Collect each line of the records containing the string "version".

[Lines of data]
·····

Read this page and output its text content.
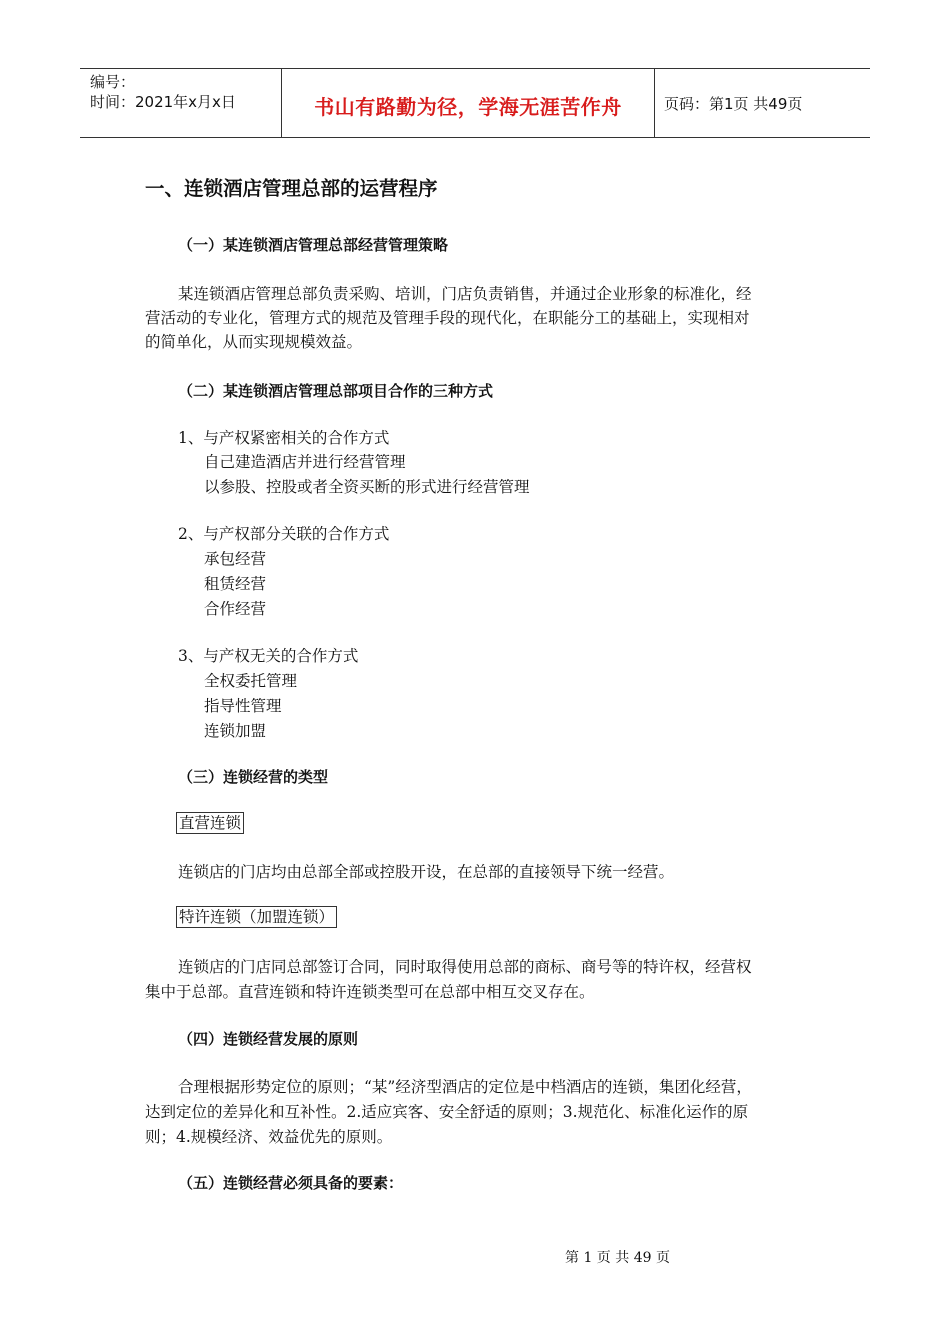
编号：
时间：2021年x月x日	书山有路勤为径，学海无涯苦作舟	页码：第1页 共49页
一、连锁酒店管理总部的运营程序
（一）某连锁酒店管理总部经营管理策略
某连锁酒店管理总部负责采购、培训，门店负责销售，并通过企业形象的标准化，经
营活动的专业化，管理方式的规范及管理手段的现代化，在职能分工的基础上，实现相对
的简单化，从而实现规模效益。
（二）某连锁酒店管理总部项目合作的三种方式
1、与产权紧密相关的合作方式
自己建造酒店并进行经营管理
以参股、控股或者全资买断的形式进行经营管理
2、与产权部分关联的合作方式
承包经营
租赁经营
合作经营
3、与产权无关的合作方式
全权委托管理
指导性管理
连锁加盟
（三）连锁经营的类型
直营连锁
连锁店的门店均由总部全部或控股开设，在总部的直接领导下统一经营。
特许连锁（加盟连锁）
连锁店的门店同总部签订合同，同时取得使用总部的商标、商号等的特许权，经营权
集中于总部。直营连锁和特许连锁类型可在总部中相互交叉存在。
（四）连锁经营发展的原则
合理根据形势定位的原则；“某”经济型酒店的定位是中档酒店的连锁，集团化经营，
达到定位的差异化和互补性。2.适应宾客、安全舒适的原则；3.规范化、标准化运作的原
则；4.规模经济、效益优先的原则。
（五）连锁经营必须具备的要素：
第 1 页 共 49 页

·····

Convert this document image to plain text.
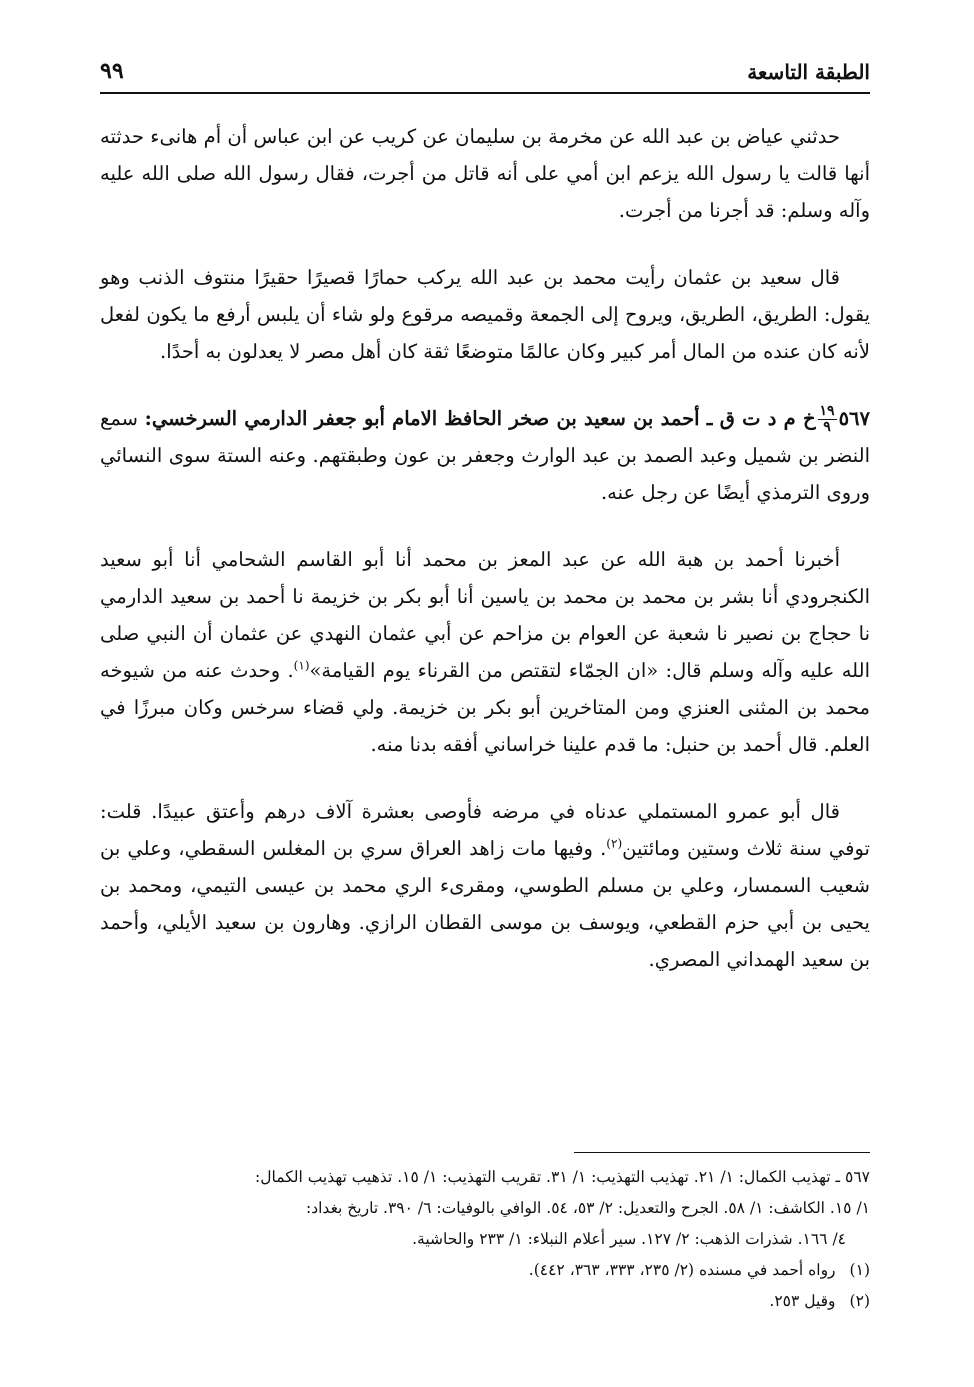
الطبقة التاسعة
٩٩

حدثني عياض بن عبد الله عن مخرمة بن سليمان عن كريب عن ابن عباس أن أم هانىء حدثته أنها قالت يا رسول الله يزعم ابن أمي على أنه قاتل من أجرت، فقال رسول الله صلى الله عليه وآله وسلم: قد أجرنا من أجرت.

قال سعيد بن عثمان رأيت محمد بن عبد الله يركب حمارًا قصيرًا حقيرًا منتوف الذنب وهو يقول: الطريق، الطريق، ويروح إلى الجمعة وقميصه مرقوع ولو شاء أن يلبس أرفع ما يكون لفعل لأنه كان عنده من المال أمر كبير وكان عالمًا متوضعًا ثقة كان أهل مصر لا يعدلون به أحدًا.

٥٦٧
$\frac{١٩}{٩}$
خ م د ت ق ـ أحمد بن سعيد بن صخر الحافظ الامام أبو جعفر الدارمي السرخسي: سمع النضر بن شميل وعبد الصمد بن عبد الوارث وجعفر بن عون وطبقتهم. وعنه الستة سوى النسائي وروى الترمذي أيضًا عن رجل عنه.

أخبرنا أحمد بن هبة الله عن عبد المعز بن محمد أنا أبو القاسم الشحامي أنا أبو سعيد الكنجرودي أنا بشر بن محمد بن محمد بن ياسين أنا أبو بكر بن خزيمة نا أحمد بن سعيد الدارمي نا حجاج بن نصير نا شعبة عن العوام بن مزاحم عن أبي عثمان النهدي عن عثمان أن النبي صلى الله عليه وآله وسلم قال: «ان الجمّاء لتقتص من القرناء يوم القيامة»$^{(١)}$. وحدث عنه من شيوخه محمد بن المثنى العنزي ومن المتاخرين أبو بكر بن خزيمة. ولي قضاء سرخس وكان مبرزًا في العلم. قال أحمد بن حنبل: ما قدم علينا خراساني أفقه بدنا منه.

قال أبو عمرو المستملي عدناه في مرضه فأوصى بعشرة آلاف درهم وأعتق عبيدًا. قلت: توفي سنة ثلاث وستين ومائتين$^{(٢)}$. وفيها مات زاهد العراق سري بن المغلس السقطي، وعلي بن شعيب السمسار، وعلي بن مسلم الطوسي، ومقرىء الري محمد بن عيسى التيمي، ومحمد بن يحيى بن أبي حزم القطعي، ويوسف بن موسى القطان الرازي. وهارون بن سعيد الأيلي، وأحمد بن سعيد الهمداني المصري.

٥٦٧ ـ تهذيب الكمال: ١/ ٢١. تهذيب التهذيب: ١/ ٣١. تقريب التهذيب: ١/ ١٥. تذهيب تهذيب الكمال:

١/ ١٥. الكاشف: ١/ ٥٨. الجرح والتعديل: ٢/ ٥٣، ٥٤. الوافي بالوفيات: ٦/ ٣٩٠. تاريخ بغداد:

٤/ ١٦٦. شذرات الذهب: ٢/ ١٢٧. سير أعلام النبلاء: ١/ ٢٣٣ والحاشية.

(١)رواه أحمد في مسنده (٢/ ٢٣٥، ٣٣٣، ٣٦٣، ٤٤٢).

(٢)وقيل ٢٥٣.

·····

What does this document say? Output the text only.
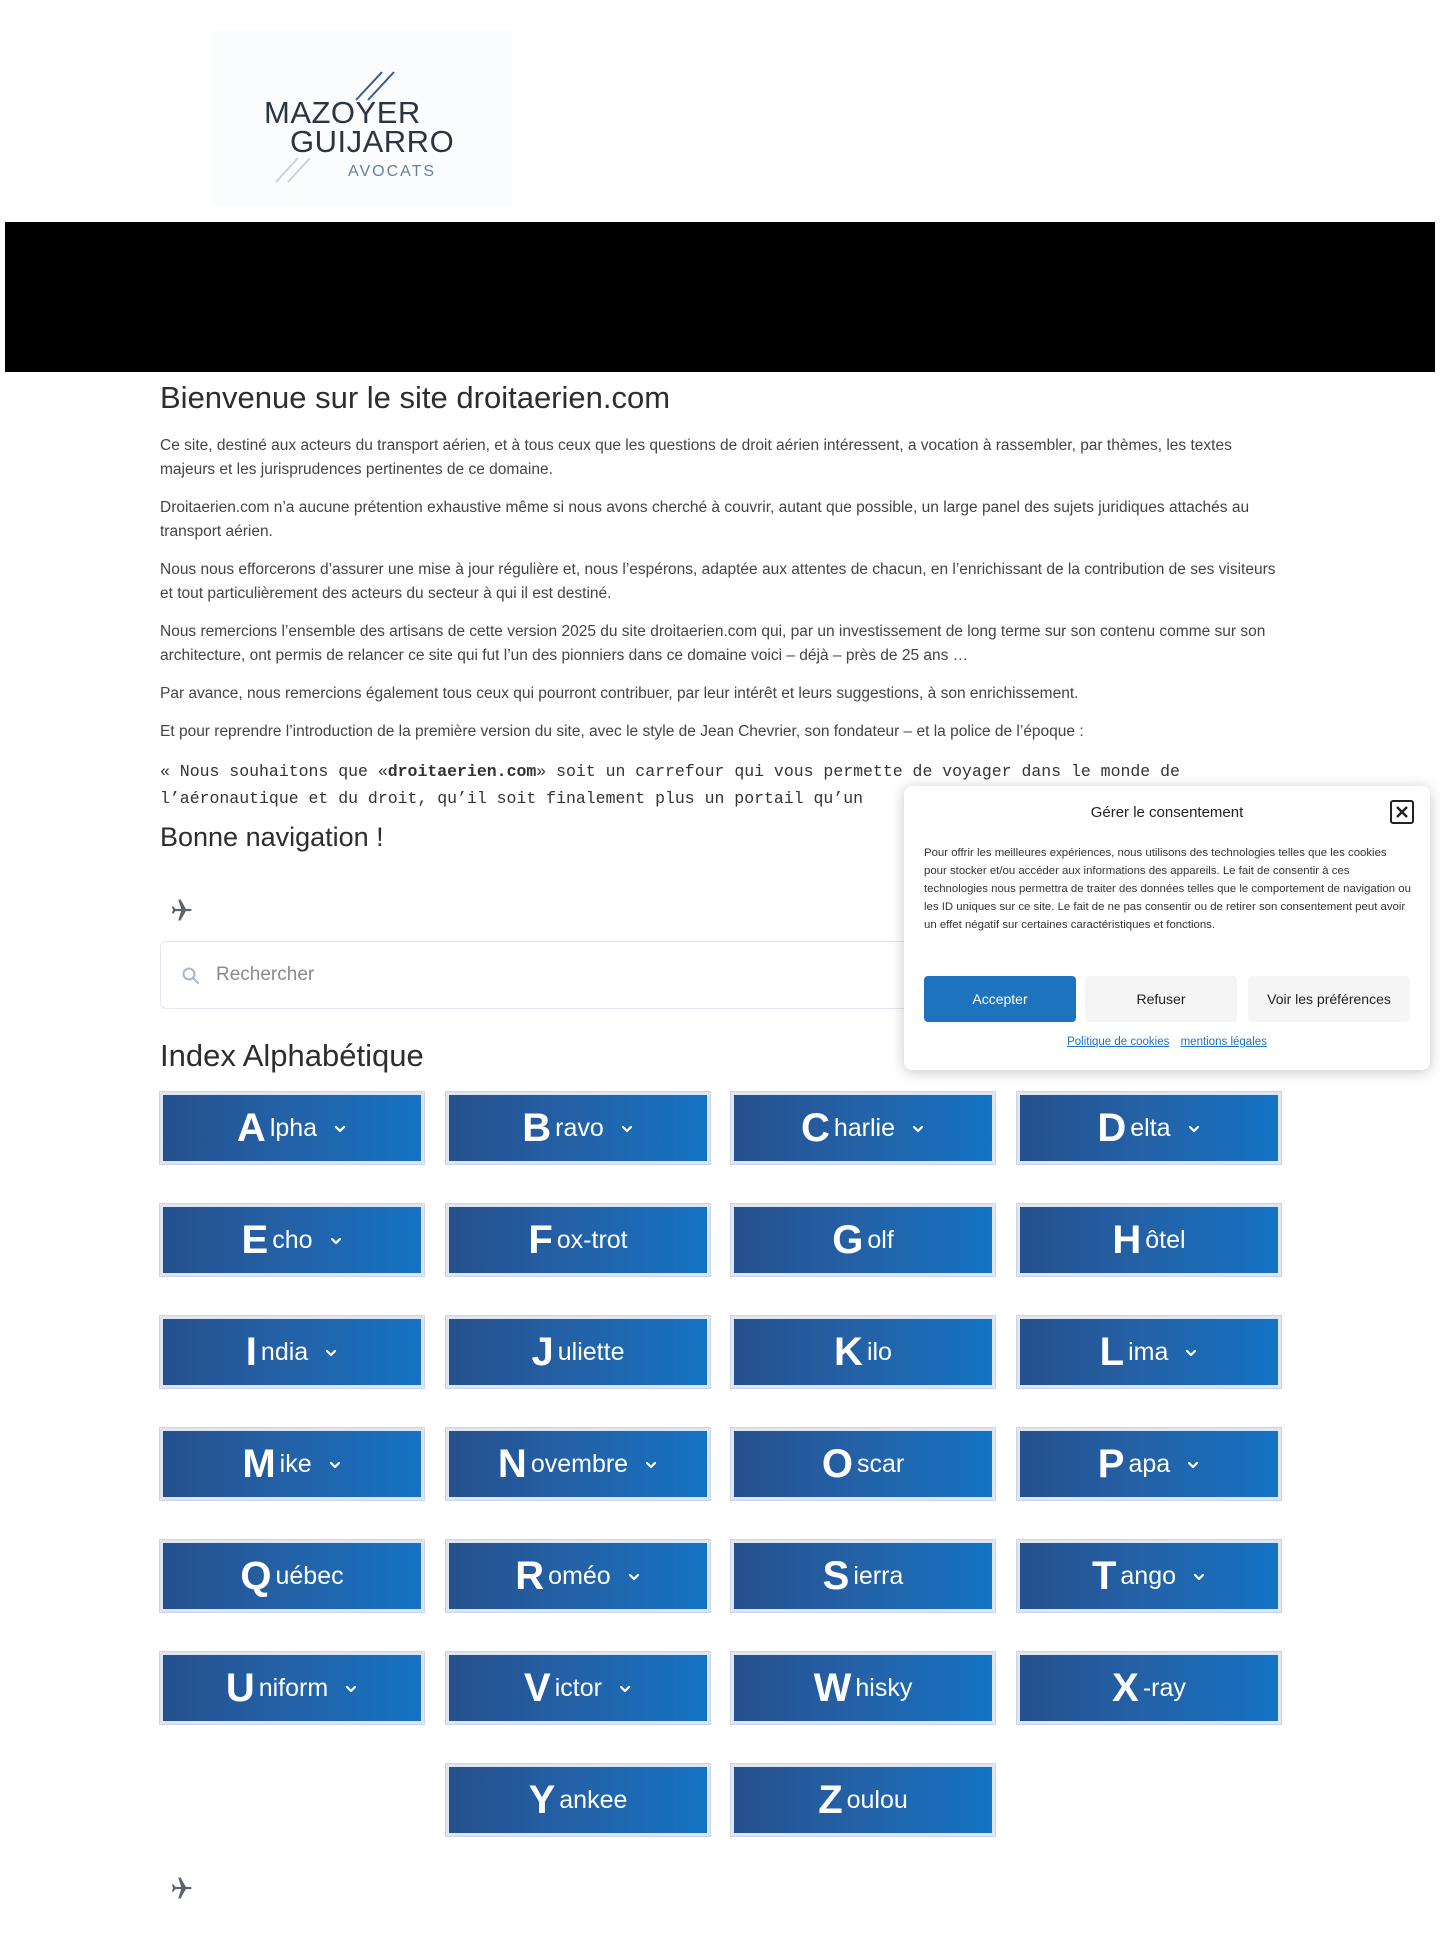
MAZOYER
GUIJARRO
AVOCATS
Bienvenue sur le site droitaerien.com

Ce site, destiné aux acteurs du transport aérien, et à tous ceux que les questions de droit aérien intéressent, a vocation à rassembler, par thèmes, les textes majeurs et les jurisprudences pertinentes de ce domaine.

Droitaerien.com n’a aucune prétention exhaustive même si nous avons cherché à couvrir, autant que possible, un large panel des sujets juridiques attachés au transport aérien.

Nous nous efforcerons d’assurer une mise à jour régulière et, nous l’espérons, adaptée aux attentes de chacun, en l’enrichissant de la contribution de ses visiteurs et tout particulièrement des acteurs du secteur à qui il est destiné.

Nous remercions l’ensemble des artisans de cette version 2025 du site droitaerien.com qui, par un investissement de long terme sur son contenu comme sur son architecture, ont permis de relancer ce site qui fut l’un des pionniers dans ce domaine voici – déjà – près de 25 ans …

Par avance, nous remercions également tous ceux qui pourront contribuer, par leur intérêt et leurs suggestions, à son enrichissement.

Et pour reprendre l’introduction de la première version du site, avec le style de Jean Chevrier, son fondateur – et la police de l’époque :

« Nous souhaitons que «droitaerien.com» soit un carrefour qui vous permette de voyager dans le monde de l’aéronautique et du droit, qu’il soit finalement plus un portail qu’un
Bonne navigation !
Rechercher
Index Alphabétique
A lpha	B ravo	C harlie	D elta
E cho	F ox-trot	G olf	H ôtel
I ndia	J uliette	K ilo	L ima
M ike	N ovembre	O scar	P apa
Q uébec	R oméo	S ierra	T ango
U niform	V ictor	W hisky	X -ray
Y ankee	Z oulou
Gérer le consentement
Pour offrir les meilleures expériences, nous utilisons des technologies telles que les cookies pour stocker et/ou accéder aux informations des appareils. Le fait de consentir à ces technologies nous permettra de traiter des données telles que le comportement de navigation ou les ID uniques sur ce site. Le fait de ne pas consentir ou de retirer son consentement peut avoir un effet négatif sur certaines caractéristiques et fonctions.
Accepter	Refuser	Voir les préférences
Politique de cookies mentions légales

·····

Result for this exercise>
Nous remercions l’ensemble des artisans de cette version 2025 du site droitaerien.com qui, par un investissement de long terme sur son contenu comme sur son architecture, ont permis de relancer ce site qui fut l’un des pionniers dans ce domaine voici – déjà – près de 25 ans …
Et pour reprendre l’introduction de la première version du site, avec le style de Jean Chevrier, son fondateur – et la police de l’époque :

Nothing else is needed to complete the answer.